▶ _WHAT IS REQUIRED_: Reproduce all entries word for word.

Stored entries
____________________

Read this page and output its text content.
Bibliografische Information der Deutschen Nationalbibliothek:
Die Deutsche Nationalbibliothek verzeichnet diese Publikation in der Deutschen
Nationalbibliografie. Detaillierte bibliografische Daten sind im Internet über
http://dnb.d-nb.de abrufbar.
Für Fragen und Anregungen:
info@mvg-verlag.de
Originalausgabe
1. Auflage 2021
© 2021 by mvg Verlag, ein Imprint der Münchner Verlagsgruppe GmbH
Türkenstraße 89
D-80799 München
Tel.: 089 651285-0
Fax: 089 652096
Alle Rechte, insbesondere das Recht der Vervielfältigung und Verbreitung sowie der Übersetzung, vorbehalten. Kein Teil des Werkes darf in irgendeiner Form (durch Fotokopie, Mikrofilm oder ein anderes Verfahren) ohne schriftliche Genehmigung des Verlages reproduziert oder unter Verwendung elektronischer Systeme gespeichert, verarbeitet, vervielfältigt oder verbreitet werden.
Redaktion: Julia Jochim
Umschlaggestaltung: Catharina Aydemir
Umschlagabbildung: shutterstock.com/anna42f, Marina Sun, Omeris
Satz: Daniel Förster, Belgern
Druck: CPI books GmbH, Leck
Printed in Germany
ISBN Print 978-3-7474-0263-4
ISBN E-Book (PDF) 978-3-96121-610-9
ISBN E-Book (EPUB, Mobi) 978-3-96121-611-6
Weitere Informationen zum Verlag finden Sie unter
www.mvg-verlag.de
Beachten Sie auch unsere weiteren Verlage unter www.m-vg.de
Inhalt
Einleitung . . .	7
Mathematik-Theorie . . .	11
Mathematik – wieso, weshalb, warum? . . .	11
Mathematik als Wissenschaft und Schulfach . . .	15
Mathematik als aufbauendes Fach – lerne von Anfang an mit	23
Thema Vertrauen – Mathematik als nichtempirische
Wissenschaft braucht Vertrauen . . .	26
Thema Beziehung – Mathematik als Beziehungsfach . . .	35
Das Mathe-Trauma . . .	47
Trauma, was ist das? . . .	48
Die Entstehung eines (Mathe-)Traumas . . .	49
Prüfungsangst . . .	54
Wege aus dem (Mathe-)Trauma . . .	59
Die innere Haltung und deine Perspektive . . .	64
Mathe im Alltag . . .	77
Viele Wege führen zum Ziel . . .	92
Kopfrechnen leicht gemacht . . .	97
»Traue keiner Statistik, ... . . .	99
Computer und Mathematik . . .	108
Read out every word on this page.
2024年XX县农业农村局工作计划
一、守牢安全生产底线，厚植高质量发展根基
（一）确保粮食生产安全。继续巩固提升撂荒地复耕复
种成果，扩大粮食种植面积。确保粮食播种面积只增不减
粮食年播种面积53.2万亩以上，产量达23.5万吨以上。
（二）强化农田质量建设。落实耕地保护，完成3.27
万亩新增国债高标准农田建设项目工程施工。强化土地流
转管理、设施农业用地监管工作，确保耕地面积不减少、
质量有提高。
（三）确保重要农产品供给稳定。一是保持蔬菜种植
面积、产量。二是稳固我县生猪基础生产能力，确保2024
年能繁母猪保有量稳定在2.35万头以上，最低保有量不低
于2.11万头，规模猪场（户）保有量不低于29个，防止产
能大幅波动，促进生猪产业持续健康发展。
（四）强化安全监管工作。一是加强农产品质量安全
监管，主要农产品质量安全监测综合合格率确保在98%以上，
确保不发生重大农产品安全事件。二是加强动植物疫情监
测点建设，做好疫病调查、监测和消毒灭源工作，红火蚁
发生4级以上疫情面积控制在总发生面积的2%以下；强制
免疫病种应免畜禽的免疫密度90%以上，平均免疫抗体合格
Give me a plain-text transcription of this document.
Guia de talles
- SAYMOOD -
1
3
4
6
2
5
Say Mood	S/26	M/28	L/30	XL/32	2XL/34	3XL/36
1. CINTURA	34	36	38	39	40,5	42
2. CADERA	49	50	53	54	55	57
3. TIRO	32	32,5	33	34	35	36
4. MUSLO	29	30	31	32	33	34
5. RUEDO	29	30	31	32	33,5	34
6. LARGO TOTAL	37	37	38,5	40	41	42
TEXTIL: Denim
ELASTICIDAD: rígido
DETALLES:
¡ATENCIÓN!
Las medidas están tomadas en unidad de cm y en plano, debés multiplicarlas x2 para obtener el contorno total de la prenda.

____________________

▶ _EXERCISE ANSWER_:
Read this page and output its text content.
Bibliografische Information der Deutschen Nationalbibliothek:
Die Deutsche Nationalbibliothek verzeichnet diese Publikation in der Deutschen
Nationalbibliografie. Detaillierte bibliografische Daten sind im Internet über
http://dnb.d-nb.de abrufbar.
Für Fragen und Anregungen:
info@mvg-verlag.de
Originalausgabe
1. Auflage 2021
© 2021 by mvg Verlag, ein Imprint der Münchner Verlagsgruppe GmbH
Türkenstraße 89
D-80799 München
Tel.: 089 651285-0
Fax: 089 652096
Alle Rechte, insbesondere das Recht der Vervielfältigung und Verbreitung sowie der Übersetzung, vorbehalten. Kein Teil des Werkes darf in irgendeiner Form (durch Fotokopie, Mikrofilm oder ein anderes Verfahren) ohne schriftliche Genehmigung des Verlages reproduziert oder unter Verwendung elektronischer Systeme gespeichert, verarbeitet, vervielfältigt oder verbreitet werden.
Redaktion: Julia Jochim
Umschlaggestaltung: Catharina Aydemir
Umschlagabbildung: shutterstock.com/anna42f, Marina Sun, Omeris
Satz: Daniel Förster, Belgern
Druck: CPI books GmbH, Leck
Printed in Germany
ISBN Print 978-3-7474-0263-4
ISBN E-Book (PDF) 978-3-96121-610-9
ISBN E-Book (EPUB, Mobi) 978-3-96121-611-6
Weitere Informationen zum Verlag finden Sie unter
www.mvg-verlag.de
Beachten Sie auch unsere weiteren Verlage unter www.m-vg.de
Inhalt
Einleitung . . .	7
Mathematik-Theorie . . .	11
Mathematik – wieso, weshalb, warum? . . .	11
Mathematik als Wissenschaft und Schulfach . . .	15
Mathematik als aufbauendes Fach – lerne von Anfang an mit	23
Thema Vertrauen – Mathematik als nichtempirische
Wissenschaft braucht Vertrauen . . .	26
Thema Beziehung – Mathematik als Beziehungsfach . . .	35
Das Mathe-Trauma . . .	47
Trauma, was ist das? . . .	48
Die Entstehung eines (Mathe-)Traumas . . .	49
Prüfungsangst . . .	54
Wege aus dem (Mathe-)Trauma . . .	59
Die innere Haltung und deine Perspektive . . .	64
Mathe im Alltag . . .	77
Viele Wege führen zum Ziel . . .	92
Kopfrechnen leicht gemacht . . .	97
»Traue keiner Statistik, ... . . .	99
Computer und Mathematik . . .	108
Read out every word on this page.
2024年XX县农业农村局工作计划
一、守牢安全生产底线，厚植高质量发展根基
（一）确保粮食生产安全。继续巩固提升撂荒地复耕复
种成果，扩大粮食种植面积。确保粮食播种面积只增不减
粮食年播种面积53.2万亩以上，产量达23.5万吨以上。
（二）强化农田质量建设。落实耕地保护，完成3.27
万亩新增国债高标准农田建设项目工程施工。强化土地流
转管理、设施农业用地监管工作，确保耕地面积不减少、
质量有提高。
（三）确保重要农产品供给稳定。一是保持蔬菜种植
面积、产量。二是稳固我县生猪基础生产能力，确保2024
年能繁母猪保有量稳定在2.35万头以上，最低保有量不低
于2.11万头，规模猪场（户）保有量不低于29个，防止产
能大幅波动，促进生猪产业持续健康发展。
（四）强化安全监管工作。一是加强农产品质量安全
监管，主要农产品质量安全监测综合合格率确保在98%以上，
确保不发生重大农产品安全事件。二是加强动植物疫情监
测点建设，做好疫病调查、监测和消毒灭源工作，红火蚁
发生4级以上疫情面积控制在总发生面积的2%以下；强制
免疫病种应免畜禽的免疫密度90%以上，平均免疫抗体合格
Give me a plain-text transcription of this document.
Guia de talles
- SAYMOOD -
1
3
4
6
2
5
Say Mood	S/26	M/28	L/30	XL/32	2XL/34	3XL/36
1. CINTURA	34	36	38	39	40,5	42
2. CADERA	49	50	53	54	55	57
3. TIRO	32	32,5	33	34	35	36
4. MUSLO	29	30	31	32	33	34
5. RUEDO	29	30	31	32	33,5	34
6. LARGO TOTAL	37	37	38,5	40	41	42
TEXTIL: Denim
ELASTICIDAD: rígido
DETALLES:
¡ATENCIÓN!
Las medidas están tomadas en unidad de cm y en plano, debés multiplicarlas x2 para obtener el contorno total de la prenda.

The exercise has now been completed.